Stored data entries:

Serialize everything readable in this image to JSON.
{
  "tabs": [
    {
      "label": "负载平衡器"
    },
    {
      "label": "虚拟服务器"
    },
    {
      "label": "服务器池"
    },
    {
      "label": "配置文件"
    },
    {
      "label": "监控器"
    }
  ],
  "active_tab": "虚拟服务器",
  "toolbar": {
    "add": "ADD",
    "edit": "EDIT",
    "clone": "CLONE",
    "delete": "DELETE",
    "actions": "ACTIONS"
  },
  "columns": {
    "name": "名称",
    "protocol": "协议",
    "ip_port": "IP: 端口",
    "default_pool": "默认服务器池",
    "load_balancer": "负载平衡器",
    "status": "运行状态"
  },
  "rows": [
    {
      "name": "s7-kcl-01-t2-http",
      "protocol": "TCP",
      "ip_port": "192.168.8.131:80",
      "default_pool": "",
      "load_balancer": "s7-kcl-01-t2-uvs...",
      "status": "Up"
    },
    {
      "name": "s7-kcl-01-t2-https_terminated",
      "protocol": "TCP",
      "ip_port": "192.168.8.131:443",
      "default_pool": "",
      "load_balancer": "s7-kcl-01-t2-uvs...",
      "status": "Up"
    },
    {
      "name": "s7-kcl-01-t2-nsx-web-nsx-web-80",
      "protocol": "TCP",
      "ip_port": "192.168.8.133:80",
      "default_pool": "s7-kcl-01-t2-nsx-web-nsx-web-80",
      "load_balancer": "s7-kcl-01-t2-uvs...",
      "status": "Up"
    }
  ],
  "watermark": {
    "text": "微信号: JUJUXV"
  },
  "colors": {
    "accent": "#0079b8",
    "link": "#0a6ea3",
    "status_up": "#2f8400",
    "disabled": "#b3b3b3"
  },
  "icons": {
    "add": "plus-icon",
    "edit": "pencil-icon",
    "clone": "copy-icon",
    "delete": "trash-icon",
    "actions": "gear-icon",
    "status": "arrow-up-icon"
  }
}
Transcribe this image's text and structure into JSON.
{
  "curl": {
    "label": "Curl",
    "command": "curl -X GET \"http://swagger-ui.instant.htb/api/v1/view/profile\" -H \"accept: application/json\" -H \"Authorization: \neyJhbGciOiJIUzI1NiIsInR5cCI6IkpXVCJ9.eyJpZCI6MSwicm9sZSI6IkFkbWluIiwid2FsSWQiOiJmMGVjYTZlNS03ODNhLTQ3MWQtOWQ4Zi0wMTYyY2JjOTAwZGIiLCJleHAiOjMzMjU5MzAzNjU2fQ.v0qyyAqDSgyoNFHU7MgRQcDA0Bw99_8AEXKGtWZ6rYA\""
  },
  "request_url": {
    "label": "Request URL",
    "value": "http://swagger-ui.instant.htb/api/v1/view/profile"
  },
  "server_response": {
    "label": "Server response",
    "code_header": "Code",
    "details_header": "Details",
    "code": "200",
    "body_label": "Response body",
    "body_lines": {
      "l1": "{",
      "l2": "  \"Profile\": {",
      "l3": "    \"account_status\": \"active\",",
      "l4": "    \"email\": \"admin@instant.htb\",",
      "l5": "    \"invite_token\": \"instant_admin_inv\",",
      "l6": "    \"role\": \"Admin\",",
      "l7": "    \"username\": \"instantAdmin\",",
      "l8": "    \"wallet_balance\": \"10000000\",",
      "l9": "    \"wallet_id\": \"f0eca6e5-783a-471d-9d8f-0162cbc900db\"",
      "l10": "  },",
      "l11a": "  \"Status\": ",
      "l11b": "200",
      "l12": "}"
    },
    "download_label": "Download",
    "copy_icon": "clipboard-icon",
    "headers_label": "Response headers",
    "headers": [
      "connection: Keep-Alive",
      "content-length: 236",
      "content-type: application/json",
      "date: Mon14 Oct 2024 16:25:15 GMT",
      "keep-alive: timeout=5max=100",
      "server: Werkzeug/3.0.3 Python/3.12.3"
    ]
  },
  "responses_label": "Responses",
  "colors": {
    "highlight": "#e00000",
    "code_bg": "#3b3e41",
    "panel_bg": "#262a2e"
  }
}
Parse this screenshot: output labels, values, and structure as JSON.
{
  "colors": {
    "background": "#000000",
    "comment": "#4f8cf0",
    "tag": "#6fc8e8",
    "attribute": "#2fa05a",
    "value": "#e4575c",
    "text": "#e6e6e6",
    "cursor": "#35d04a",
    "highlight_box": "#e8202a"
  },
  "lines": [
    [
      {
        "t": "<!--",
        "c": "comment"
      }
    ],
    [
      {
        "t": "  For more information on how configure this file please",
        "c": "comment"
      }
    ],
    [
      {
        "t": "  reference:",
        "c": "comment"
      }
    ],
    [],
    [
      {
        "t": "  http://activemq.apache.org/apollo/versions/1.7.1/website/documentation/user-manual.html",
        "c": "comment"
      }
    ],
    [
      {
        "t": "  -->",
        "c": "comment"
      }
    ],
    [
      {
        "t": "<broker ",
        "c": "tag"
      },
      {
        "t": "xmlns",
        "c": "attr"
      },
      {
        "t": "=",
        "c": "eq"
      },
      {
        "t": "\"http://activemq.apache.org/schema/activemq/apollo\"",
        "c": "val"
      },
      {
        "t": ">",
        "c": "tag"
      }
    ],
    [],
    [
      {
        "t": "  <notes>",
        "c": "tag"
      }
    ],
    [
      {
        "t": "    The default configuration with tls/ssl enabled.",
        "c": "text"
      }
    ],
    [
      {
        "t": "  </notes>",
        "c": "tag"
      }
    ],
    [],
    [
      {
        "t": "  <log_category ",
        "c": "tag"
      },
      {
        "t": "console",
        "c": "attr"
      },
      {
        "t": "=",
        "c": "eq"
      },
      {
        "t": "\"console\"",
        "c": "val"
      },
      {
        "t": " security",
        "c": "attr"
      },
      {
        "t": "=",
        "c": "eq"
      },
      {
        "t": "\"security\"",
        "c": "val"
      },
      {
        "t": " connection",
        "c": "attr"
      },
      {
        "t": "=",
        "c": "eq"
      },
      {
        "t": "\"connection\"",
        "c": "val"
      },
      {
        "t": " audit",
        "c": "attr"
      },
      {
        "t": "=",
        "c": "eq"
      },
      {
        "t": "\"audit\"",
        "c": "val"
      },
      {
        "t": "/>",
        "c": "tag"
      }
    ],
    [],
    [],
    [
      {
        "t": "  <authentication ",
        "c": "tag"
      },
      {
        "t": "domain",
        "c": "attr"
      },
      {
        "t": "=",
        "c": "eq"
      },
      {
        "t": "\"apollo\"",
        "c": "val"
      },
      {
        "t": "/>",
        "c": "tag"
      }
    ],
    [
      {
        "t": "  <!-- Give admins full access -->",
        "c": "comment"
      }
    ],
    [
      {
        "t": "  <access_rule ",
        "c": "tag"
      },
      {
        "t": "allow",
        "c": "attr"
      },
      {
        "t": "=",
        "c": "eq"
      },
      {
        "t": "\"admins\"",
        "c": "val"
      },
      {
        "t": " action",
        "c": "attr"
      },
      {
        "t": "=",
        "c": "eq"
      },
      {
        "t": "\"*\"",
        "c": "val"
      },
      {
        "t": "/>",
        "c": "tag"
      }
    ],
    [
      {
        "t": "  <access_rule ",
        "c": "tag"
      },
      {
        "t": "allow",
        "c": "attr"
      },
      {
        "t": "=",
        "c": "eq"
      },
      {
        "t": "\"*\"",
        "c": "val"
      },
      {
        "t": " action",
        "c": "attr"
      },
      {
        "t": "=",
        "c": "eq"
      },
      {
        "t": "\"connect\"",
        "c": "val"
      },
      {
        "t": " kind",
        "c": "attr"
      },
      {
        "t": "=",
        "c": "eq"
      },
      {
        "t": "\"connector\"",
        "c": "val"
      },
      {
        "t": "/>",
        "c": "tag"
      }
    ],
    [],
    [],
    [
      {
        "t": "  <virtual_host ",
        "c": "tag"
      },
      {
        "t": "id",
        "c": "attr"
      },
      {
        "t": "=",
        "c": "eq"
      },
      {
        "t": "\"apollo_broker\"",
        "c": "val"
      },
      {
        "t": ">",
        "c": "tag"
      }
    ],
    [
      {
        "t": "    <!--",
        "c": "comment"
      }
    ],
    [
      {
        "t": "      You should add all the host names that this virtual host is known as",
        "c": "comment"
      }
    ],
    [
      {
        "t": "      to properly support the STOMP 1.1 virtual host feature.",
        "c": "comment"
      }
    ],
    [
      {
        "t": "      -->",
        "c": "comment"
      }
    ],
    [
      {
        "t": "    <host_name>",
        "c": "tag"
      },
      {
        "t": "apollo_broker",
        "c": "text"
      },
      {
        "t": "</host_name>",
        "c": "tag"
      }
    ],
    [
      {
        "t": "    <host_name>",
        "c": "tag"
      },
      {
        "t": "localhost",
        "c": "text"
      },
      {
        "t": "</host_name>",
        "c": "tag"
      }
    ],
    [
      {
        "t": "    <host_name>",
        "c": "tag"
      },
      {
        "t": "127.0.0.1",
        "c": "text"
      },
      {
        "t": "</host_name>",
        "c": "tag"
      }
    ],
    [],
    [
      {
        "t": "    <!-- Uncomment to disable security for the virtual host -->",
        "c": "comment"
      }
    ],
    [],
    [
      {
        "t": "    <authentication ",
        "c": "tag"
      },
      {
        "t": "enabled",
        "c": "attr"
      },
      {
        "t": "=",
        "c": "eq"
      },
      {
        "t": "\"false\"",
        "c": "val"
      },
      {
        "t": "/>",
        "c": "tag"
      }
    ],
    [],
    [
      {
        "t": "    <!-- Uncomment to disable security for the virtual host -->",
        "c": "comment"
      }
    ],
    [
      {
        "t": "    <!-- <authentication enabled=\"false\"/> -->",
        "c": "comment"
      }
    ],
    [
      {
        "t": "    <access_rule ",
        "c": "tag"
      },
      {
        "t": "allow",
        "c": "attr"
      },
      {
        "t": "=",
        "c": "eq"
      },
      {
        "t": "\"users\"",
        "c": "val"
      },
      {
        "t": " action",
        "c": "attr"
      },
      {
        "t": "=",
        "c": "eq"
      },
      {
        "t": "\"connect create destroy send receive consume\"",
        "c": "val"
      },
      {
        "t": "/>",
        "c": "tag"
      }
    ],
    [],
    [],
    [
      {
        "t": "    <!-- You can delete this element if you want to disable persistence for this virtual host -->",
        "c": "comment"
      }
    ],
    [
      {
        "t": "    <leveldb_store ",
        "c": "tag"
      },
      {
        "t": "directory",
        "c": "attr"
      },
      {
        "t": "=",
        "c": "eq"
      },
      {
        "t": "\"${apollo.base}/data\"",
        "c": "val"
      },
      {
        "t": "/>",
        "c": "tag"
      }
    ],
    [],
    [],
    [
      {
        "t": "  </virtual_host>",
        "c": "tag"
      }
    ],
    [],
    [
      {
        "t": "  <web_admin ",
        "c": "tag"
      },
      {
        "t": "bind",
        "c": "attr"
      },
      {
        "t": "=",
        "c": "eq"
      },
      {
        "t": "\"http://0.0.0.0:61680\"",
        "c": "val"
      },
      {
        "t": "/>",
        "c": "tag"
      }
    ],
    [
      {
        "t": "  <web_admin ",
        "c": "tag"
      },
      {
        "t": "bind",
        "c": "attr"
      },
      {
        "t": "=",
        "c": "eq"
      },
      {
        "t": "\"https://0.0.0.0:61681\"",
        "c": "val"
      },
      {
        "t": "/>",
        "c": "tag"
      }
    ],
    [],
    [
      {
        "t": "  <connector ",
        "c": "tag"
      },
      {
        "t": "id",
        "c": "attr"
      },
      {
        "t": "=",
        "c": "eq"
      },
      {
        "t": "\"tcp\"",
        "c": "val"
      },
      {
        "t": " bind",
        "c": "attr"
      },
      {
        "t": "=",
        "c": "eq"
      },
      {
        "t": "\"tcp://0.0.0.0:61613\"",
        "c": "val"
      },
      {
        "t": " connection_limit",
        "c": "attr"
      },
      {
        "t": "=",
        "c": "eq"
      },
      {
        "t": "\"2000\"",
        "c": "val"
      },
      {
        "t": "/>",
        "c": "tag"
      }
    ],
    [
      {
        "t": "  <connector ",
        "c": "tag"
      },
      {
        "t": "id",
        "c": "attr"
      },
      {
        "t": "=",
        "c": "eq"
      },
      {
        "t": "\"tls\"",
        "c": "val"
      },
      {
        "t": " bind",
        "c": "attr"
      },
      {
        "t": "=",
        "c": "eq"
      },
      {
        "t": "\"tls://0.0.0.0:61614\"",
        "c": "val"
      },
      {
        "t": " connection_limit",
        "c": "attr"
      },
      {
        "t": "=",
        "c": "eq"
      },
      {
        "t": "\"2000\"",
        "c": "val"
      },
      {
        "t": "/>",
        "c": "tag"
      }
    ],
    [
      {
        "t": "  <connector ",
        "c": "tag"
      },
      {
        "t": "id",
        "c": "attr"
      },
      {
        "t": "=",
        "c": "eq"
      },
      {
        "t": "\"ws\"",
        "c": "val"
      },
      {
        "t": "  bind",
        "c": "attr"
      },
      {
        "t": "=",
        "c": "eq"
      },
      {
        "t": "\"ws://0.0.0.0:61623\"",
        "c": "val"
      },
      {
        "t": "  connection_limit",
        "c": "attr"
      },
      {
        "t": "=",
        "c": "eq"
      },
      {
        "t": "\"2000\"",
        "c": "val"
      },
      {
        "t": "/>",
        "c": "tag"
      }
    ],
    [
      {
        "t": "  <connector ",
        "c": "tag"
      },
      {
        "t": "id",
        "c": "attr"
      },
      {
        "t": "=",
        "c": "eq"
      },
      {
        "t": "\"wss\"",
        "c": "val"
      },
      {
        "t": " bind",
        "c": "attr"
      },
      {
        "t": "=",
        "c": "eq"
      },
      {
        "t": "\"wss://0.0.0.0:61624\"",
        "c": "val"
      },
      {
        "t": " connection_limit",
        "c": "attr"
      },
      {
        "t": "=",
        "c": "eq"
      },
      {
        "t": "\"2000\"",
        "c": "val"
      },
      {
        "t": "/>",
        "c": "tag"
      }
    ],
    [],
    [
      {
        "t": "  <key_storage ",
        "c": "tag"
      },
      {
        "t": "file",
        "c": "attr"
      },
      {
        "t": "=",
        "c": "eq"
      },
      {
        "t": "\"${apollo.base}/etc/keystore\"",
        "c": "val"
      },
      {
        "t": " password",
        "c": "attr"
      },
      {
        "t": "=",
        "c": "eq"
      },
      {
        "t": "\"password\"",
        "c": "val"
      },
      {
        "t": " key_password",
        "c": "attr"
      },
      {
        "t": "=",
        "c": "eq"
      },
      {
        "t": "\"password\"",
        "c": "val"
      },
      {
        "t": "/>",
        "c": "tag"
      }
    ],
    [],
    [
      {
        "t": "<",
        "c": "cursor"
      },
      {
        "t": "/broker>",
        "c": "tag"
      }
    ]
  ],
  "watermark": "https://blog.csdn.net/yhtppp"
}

» Required task
Among the lines of the material, find those that hold the word "image" and copy them.

» Output for this task
Serialize everything readable in this image to JSON.
Transcribe this image's text and structure into JSON.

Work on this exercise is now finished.